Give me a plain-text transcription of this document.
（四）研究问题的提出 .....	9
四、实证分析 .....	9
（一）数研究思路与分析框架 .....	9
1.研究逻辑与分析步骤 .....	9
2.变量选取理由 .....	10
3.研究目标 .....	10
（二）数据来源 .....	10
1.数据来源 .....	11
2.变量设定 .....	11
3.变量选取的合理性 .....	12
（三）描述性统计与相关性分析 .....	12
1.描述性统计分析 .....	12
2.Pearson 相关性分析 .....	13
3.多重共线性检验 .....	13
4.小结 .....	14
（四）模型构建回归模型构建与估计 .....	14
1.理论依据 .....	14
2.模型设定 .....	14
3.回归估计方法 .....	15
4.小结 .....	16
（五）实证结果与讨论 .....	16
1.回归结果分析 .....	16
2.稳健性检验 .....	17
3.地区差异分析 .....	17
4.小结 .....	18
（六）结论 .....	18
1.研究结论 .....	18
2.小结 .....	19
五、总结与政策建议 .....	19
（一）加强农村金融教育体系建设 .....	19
────────────────────
THE EXERCISE — Please restate the whole listing word for word.

OUTPUT BELOW —
Give me a plain-text transcription of this document.
（四）研究问题的提出 .....	9
四、实证分析 .....	9
（一）数研究思路与分析框架 .....	9
1.研究逻辑与分析步骤 .....	9
2.变量选取理由 .....	10
3.研究目标 .....	10
（二）数据来源 .....	10
1.数据来源 .....	11
2.变量设定 .....	11
3.变量选取的合理性 .....	12
（三）描述性统计与相关性分析 .....	12
1.描述性统计分析 .....	12
2.Pearson 相关性分析 .....	13
3.多重共线性检验 .....	13
4.小结 .....	14
（四）模型构建回归模型构建与估计 .....	14
1.理论依据 .....	14
2.模型设定 .....	14
3.回归估计方法 .....	15
4.小结 .....	16
（五）实证结果与讨论 .....	16
1.回归结果分析 .....	16
2.稳健性检验 .....	17
3.地区差异分析 .....	17
4.小结 .....	18
（六）结论 .....	18
1.研究结论 .....	18
2.小结 .....	19
五、总结与政策建议 .....	19
（一）加强农村金融教育体系建设 .....	19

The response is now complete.